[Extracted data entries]

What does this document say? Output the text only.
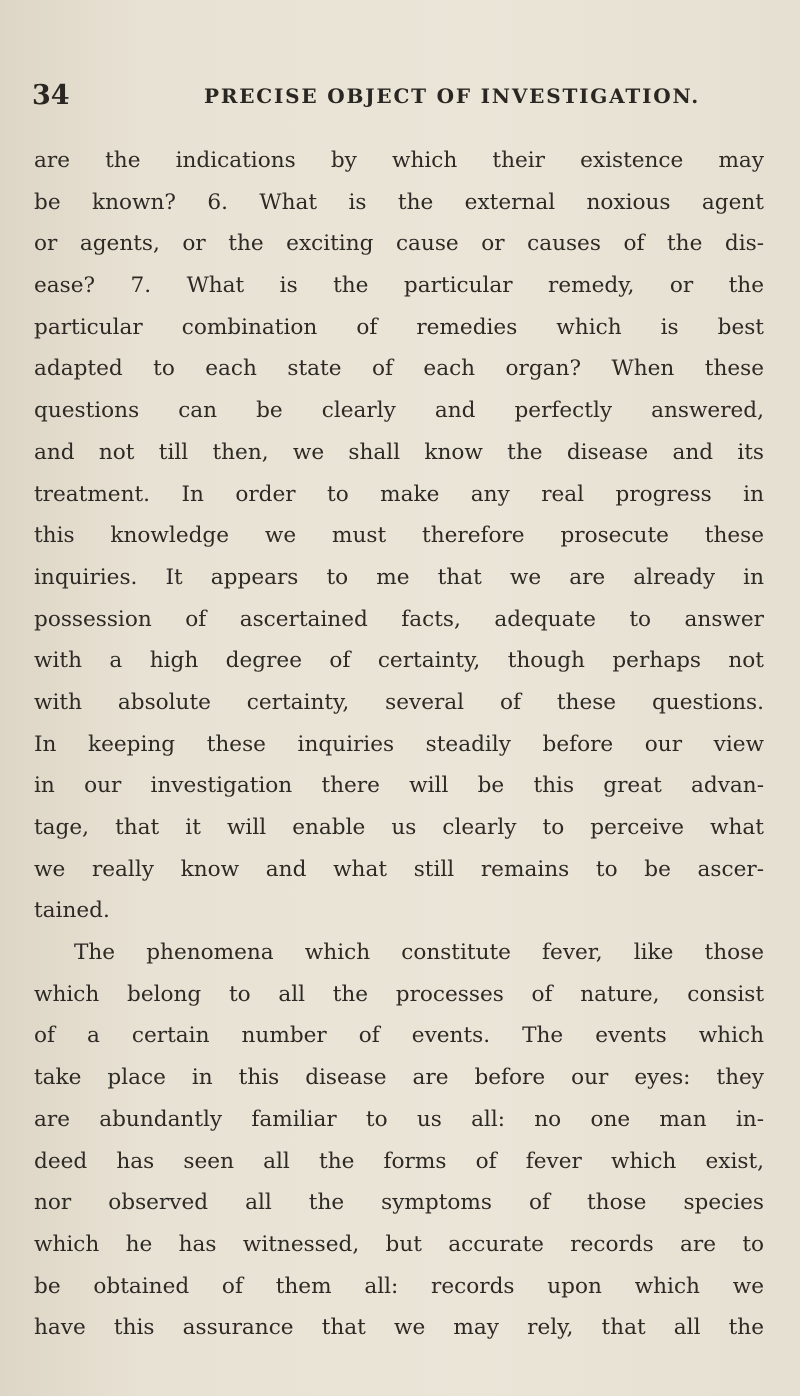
34	PRECISE OBJECT OF INVESTIGATION.
are the indications by which their existence may
be known? 6. What is the external noxious agent
or agents, or the exciting cause or causes of the dis-
ease? 7. What is the particular remedy, or the
particular combination of remedies which is best
adapted to each state of each organ? When these
questions can be clearly and perfectly answered,
and not till then, we shall know the disease and its
treatment. In order to make any real progress in
this knowledge we must therefore prosecute these
inquiries. It appears to me that we are already in
possession of ascertained facts, adequate to answer
with a high degree of certainty, though perhaps not
with absolute certainty, several of these questions.
In keeping these inquiries steadily before our view
in our investigation there will be this great advan-
tage, that it will enable us clearly to perceive what
we really know and what still remains to be ascer-
tained.
The phenomena which constitute fever, like those
which belong to all the processes of nature, consist
of a certain number of events. The events which
take place in this disease are before our eyes: they
are abundantly familiar to us all: no one man in-
deed has seen all the forms of fever which exist,
nor observed all the symptoms of those species
which he has witnessed, but accurate records are to
be obtained of them all: records upon which we
have this assurance that we may rely, that all the
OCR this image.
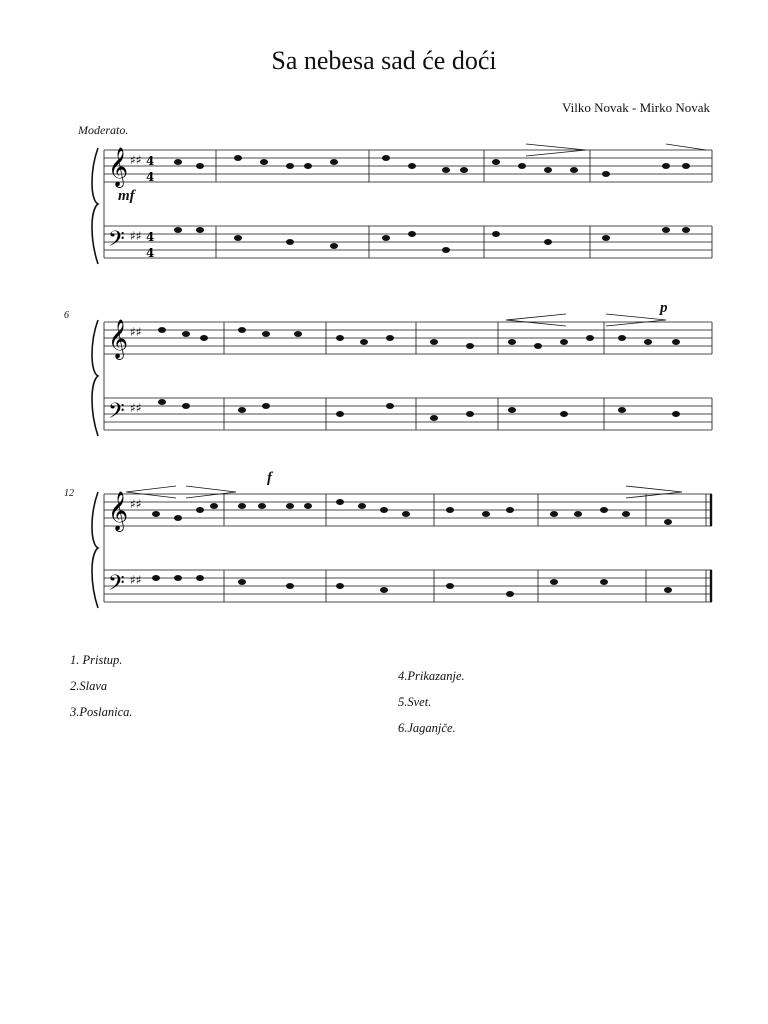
Sa nebesa sad će doći
Vilko Novak - Mirko Novak
Moderato.
mf
p
f
6
12
𝄞
𝄢
♯♯
♯♯
4
4
4
4
𝄞
𝄢
♯♯
♯♯
𝄞
𝄢
♯♯
♯♯
1. Pristup.
2.Slava
3.Poslanica.
4.Prikazanje.
5.Svet.
6.Jaganjče.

Do this
In this exercise, set down all of the data exactly, without the pictures.

Solution for this problem
What does this document say? Output the text only.
34	PRECISE OBJECT OF INVESTIGATION.
are the indications by which their existence may
be known? 6. What is the external noxious agent
or agents, or the exciting cause or causes of the dis-
ease? 7. What is the particular remedy, or the
particular combination of remedies which is best
adapted to each state of each organ? When these
questions can be clearly and perfectly answered,
and not till then, we shall know the disease and its
treatment. In order to make any real progress in
this knowledge we must therefore prosecute these
inquiries. It appears to me that we are already in
possession of ascertained facts, adequate to answer
with a high degree of certainty, though perhaps not
with absolute certainty, several of these questions.
In keeping these inquiries steadily before our view
in our investigation there will be this great advan-
tage, that it will enable us clearly to perceive what
we really know and what still remains to be ascer-
tained.
The phenomena which constitute fever, like those
which belong to all the processes of nature, consist
of a certain number of events. The events which
take place in this disease are before our eyes: they
are abundantly familiar to us all: no one man in-
deed has seen all the forms of fever which exist,
nor observed all the symptoms of those species
which he has witnessed, but accurate records are to
be obtained of them all: records upon which we
have this assurance that we may rely, that all the
OCR this image.
Sa nebesa sad će doći
Vilko Novak - Mirko Novak
Moderato.
mf
p
f
6
12
𝄞
𝄢
♯♯
♯♯
4
4
4
4
𝄞
𝄢
♯♯
♯♯
𝄞
𝄢
♯♯
♯♯
1. Pristup.
2.Slava
3.Poslanica.
4.Prikazanje.
5.Svet.
6.Jaganjče.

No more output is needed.